> **Instructions for the task**
Reply with one number: the count of lines in the records below that hold "如图所示".

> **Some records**
BEGIN

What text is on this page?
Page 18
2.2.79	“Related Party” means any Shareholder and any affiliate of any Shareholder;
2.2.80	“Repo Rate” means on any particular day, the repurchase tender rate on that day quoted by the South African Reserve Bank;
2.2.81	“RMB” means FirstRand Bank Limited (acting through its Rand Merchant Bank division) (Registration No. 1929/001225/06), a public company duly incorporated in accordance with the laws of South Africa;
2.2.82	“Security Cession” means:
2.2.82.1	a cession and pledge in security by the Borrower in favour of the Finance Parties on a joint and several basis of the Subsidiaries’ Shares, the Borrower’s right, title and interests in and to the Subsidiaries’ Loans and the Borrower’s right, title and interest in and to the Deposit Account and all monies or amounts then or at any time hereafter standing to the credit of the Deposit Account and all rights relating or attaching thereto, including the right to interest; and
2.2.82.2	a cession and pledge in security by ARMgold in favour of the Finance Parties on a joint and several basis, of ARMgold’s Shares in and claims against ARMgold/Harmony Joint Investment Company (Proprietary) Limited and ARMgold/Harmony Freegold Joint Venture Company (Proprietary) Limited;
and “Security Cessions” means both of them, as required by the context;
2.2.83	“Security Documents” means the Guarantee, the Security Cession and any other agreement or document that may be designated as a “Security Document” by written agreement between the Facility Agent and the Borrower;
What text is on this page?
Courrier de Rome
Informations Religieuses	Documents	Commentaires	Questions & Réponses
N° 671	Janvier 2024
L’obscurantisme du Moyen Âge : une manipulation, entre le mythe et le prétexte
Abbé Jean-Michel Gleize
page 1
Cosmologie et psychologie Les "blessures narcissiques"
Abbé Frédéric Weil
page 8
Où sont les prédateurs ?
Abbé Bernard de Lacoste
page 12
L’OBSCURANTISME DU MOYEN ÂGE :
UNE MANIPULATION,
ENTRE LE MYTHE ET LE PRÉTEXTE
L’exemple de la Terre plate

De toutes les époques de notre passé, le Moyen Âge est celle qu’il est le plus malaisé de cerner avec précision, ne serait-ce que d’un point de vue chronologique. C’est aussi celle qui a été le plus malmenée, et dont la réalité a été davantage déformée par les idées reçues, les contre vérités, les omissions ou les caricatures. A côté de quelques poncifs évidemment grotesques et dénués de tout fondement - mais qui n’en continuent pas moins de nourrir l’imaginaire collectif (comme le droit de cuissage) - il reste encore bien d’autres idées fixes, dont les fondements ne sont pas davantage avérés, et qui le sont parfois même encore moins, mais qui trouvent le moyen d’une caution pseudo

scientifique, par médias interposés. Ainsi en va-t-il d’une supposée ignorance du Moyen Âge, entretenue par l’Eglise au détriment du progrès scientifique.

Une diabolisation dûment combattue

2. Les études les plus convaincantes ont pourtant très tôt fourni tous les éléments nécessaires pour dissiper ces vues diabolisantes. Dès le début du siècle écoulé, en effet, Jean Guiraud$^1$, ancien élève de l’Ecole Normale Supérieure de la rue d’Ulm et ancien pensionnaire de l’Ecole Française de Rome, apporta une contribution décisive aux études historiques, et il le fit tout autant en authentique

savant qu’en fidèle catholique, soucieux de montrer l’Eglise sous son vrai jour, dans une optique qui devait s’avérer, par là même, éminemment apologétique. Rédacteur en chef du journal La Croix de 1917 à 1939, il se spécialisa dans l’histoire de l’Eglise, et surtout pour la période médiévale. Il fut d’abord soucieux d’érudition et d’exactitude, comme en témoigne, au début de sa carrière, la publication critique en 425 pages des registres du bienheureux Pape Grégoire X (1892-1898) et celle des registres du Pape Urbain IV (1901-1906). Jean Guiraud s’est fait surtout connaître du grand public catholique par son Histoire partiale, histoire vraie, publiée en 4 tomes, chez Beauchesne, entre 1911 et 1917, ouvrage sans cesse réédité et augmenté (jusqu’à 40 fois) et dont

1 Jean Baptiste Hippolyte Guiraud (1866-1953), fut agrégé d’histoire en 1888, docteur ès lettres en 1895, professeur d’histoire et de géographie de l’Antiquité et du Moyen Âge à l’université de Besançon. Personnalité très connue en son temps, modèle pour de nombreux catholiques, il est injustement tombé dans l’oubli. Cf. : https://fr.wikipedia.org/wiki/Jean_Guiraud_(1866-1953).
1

END
BEGIN

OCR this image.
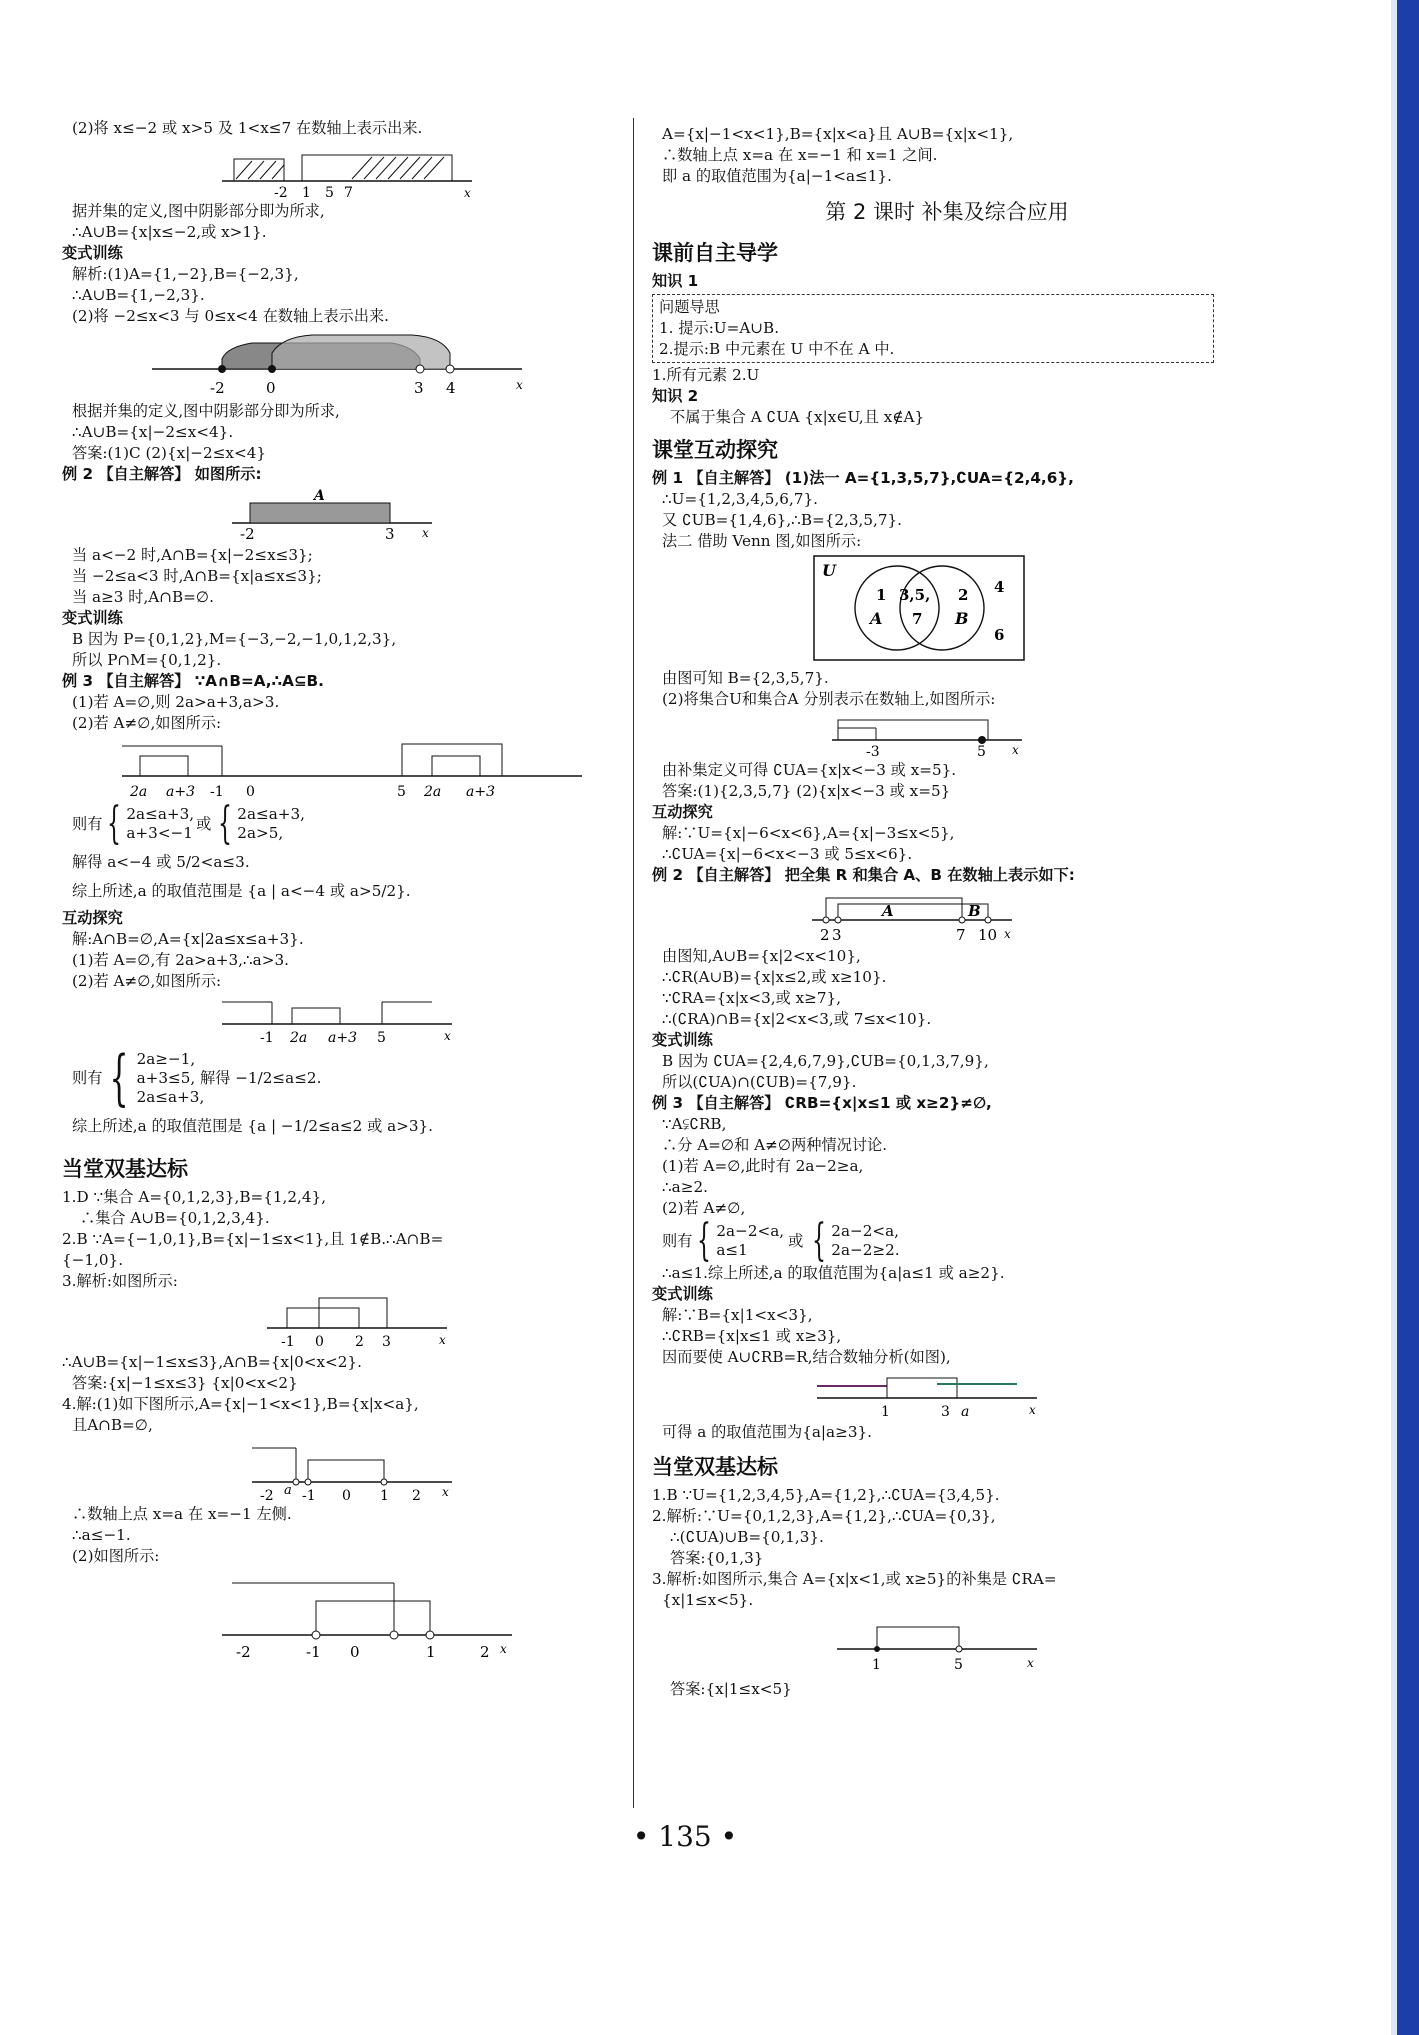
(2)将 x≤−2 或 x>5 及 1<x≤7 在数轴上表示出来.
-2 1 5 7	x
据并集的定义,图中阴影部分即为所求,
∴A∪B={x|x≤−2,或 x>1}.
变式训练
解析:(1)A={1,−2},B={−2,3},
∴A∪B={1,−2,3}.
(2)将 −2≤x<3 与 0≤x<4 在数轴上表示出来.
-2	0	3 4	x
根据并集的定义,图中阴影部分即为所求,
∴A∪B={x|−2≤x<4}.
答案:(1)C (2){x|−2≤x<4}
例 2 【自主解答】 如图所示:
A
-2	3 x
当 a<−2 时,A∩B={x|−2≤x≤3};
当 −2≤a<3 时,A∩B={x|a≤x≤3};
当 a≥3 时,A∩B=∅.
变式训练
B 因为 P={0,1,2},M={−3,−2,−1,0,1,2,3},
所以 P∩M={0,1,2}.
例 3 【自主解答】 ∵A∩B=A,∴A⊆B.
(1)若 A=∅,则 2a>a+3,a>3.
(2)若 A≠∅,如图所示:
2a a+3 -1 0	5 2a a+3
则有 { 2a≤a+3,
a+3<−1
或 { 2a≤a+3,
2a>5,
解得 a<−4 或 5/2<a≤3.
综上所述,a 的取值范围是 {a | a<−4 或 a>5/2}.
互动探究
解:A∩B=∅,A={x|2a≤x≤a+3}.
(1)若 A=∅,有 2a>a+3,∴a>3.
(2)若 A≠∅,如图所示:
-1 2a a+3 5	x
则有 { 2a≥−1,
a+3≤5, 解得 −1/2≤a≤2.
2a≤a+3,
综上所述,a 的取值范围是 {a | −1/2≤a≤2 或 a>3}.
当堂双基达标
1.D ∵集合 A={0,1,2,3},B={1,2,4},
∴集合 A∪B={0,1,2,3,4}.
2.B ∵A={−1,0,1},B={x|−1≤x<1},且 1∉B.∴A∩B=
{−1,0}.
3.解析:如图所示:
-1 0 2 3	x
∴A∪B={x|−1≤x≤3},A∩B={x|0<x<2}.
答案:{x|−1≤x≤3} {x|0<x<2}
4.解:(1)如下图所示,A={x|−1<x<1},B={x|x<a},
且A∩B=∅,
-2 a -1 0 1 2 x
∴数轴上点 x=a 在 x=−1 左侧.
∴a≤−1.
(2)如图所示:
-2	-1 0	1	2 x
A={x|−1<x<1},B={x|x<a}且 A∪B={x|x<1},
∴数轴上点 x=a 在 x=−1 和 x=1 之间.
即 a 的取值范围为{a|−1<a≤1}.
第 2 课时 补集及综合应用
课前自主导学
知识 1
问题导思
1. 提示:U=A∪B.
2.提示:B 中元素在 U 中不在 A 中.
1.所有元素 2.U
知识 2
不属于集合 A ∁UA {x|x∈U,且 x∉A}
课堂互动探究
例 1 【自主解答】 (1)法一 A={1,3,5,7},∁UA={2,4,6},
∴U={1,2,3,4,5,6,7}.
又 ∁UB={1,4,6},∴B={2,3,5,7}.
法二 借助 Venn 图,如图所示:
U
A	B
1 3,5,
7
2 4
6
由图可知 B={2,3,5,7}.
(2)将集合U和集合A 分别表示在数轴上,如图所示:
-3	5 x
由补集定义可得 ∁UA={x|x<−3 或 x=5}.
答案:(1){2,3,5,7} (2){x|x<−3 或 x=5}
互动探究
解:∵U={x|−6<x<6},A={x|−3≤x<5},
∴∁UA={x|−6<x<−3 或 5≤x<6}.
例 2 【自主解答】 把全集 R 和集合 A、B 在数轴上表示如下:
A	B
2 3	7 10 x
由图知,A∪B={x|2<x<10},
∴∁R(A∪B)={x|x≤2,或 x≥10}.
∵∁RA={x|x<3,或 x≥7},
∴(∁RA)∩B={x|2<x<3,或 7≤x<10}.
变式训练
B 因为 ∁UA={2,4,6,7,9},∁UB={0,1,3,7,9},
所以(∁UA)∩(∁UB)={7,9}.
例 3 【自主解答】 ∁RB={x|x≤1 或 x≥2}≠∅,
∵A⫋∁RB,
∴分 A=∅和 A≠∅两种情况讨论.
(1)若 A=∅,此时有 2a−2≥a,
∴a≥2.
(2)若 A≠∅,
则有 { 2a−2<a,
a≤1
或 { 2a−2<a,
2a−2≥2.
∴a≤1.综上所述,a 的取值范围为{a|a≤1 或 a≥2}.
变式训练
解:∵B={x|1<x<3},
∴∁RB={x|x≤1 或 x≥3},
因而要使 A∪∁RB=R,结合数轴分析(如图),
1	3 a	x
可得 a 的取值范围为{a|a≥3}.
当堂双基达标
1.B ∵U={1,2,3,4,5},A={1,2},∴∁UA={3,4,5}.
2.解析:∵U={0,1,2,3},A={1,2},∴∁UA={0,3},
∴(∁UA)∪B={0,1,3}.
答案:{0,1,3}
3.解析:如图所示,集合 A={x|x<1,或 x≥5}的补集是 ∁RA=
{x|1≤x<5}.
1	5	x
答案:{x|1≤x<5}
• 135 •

END

> **Task solution**
8